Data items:
========

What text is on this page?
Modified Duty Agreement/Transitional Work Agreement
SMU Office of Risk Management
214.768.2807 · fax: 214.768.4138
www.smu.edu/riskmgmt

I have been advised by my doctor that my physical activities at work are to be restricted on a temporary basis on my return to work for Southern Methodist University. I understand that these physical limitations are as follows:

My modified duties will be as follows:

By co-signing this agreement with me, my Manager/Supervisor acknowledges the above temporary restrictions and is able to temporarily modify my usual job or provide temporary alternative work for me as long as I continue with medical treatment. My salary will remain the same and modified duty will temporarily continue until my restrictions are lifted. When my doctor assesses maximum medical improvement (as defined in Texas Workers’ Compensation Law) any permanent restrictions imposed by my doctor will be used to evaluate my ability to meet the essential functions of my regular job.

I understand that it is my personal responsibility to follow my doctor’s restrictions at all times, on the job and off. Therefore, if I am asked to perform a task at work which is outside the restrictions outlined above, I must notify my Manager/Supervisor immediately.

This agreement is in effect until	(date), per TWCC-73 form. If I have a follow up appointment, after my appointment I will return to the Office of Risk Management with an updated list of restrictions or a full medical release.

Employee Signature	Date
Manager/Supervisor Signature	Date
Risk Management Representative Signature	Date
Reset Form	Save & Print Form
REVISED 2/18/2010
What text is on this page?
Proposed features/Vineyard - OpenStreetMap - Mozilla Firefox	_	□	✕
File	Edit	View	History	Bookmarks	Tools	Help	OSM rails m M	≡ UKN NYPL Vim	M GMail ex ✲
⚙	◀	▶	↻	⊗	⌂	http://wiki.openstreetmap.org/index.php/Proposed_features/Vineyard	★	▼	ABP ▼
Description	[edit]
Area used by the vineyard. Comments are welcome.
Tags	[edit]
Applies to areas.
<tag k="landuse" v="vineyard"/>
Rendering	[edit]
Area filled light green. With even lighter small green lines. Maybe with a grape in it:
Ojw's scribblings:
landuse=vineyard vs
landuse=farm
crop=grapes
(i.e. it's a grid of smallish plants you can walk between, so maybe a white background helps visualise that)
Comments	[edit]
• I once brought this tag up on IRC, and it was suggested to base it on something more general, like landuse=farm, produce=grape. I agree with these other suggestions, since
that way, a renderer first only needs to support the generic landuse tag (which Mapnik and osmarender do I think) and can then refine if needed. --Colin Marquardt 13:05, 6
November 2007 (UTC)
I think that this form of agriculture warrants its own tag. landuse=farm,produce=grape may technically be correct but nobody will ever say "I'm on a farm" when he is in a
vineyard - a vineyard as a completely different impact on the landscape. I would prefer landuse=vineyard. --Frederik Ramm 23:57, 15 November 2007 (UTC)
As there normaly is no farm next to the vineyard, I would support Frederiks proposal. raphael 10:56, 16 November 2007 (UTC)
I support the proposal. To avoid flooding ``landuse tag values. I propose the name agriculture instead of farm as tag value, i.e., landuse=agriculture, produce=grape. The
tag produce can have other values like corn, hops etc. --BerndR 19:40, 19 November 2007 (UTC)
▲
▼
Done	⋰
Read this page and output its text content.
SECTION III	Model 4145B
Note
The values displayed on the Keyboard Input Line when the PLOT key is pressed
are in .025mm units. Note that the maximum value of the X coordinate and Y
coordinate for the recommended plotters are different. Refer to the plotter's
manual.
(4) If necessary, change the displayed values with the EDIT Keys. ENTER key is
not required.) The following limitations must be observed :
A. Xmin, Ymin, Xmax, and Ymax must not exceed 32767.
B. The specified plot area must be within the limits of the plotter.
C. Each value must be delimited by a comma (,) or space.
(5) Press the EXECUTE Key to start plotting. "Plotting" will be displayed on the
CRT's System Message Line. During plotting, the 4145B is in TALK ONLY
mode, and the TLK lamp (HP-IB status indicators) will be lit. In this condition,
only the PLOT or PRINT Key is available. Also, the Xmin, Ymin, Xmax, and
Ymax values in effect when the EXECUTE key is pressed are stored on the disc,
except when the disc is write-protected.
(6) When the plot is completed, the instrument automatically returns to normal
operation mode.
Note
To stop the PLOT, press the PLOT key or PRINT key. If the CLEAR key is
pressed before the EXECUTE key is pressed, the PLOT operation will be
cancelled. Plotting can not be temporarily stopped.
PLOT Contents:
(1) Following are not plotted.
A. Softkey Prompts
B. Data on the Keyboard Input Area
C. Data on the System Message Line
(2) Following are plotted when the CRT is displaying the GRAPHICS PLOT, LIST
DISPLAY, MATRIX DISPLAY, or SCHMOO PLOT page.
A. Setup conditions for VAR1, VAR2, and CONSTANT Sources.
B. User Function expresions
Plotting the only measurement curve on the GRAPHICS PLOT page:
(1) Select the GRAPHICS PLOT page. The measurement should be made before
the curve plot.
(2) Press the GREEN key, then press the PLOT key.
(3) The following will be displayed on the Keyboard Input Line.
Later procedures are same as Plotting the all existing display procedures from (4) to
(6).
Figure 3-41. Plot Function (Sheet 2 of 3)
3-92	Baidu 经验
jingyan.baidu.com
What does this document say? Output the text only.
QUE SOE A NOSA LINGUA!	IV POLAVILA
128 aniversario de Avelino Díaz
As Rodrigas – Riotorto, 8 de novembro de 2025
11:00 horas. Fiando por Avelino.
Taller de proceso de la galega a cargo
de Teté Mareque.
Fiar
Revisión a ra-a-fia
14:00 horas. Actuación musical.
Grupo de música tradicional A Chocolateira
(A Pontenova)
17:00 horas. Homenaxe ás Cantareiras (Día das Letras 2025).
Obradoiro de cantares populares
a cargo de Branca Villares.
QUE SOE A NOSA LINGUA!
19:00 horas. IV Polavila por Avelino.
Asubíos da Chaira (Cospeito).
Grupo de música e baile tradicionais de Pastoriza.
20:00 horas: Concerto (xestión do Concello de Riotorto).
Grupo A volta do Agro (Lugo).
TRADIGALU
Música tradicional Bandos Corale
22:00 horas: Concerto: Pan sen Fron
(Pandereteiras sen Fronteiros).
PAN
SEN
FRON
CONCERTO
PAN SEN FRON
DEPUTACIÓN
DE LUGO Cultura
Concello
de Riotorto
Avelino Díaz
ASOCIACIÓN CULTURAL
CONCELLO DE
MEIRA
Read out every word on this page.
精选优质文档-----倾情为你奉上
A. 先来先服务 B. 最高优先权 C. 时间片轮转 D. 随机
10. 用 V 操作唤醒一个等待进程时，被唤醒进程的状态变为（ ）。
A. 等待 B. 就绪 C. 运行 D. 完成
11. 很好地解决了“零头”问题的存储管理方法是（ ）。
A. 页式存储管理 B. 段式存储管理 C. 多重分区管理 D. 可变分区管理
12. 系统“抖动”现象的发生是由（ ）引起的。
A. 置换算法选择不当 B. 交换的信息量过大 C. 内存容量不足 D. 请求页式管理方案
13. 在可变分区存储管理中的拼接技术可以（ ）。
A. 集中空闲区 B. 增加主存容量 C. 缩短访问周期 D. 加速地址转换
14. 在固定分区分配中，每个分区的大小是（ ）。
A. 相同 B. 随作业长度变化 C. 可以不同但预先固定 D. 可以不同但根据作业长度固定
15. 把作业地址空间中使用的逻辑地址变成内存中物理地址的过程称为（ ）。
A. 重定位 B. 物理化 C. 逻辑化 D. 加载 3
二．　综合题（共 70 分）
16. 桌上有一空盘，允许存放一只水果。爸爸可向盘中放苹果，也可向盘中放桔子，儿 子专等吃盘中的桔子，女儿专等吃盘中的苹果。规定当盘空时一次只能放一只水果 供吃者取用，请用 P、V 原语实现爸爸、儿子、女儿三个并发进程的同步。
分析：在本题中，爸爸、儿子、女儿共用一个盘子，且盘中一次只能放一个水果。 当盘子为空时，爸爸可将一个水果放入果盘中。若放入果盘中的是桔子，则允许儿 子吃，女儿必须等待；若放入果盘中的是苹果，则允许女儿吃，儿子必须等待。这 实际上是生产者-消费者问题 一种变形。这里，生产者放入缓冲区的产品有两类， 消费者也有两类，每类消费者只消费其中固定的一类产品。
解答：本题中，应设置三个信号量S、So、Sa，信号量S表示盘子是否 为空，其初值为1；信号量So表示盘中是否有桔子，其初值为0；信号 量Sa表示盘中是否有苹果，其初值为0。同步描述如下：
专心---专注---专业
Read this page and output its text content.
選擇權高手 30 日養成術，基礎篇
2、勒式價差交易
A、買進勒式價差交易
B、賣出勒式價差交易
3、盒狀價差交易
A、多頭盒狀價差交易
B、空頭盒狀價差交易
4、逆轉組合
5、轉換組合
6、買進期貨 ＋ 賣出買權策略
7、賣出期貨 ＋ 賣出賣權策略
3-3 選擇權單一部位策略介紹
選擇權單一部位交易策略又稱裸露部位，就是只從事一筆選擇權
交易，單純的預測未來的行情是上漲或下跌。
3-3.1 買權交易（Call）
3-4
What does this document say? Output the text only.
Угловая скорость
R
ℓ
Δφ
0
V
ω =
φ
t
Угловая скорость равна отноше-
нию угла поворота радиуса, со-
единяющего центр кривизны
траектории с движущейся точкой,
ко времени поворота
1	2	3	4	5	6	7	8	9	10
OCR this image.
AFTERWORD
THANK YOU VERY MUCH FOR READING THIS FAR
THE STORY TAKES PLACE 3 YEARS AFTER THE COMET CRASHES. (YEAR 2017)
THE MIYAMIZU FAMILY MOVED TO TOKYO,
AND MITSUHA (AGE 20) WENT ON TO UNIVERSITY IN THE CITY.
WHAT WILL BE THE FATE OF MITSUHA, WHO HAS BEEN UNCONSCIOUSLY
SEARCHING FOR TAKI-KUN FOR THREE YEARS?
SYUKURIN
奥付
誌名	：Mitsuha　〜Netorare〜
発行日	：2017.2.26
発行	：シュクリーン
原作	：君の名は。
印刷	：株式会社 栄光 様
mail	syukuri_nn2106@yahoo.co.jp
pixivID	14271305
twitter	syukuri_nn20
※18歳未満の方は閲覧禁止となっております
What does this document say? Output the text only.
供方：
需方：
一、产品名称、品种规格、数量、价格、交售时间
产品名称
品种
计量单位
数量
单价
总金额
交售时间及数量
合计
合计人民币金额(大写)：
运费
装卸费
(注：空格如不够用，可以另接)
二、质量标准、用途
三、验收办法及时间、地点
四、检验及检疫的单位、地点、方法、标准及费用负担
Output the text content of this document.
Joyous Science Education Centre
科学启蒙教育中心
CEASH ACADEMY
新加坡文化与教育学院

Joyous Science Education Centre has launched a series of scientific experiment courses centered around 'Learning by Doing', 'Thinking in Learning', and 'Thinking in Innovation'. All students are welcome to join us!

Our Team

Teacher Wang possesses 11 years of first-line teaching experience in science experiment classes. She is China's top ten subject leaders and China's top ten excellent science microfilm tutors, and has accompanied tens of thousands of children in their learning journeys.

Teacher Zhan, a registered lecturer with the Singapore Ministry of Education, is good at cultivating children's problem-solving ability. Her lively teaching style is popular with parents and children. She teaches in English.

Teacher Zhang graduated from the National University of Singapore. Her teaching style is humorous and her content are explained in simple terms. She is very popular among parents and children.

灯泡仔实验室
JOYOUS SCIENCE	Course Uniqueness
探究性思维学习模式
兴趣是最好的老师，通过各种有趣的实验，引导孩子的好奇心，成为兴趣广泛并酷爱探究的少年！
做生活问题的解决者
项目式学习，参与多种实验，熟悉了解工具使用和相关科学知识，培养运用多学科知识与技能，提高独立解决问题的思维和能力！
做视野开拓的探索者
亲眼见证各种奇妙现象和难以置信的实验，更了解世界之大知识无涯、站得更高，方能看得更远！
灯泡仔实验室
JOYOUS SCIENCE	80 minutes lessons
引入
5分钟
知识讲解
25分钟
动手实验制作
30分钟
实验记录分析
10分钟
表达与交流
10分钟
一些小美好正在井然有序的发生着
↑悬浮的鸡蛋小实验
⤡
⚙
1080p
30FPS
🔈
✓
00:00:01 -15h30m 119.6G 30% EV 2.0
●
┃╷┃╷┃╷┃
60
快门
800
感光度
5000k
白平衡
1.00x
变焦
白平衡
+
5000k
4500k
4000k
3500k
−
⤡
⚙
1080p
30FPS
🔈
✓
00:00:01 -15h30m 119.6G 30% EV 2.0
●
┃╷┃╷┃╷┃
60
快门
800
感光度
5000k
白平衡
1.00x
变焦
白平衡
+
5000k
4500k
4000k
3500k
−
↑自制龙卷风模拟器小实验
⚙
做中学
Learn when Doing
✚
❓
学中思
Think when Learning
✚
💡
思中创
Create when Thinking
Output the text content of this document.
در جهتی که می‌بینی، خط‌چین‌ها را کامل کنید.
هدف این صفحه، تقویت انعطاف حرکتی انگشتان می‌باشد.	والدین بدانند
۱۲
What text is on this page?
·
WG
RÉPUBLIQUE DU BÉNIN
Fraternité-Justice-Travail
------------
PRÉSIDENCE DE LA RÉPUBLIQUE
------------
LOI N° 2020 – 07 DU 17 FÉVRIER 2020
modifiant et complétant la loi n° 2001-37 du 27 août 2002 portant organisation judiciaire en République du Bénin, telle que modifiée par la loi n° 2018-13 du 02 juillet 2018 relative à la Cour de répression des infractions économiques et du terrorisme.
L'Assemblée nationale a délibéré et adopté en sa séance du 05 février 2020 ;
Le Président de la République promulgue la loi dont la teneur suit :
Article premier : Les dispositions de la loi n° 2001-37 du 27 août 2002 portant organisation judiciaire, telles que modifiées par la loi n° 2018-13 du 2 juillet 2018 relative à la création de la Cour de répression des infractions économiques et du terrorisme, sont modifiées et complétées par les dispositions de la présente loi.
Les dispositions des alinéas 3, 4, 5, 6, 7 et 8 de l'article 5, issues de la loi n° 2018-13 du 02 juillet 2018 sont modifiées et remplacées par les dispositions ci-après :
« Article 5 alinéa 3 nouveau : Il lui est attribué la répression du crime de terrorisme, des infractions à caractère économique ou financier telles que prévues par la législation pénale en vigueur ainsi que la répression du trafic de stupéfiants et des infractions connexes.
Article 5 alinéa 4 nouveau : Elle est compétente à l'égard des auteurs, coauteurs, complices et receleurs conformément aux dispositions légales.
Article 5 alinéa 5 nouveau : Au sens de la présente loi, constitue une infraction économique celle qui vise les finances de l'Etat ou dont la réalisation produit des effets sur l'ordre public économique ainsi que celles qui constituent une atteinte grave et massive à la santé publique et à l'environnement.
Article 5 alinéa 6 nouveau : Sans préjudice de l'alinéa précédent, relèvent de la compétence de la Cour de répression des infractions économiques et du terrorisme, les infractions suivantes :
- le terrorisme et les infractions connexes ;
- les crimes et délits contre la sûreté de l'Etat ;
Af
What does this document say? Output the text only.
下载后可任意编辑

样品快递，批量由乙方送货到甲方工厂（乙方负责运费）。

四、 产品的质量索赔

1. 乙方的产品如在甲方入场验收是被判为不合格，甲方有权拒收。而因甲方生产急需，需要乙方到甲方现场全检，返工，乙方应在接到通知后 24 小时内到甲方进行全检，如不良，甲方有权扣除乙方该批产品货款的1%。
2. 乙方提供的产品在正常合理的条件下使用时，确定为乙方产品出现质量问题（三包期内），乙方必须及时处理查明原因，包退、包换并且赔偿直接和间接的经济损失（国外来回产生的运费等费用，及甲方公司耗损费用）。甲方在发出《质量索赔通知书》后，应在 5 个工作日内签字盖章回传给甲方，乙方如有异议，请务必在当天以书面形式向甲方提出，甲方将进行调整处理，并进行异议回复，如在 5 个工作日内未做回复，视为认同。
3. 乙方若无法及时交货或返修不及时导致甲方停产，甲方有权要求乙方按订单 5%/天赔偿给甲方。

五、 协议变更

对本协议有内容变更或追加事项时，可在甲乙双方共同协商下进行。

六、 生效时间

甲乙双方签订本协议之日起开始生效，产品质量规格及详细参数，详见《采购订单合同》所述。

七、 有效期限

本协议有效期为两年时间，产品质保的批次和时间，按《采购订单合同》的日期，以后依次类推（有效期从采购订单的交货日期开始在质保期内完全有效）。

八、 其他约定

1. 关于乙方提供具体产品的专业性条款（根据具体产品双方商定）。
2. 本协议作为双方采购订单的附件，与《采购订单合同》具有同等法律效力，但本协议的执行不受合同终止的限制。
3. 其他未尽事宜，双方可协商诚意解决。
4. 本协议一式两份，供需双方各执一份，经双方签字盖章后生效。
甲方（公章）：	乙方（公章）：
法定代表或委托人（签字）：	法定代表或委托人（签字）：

========

Show each line of the listing that holds the string "welcome".

Area used by the vineyard. Comments are welcome.
Joyous Science Education Centre has launched a series of scientific experiment courses centered around 'Learning by Doing', 'Thinking in Learning', and 'Thinking in Innovation'. All students are welcome to join us!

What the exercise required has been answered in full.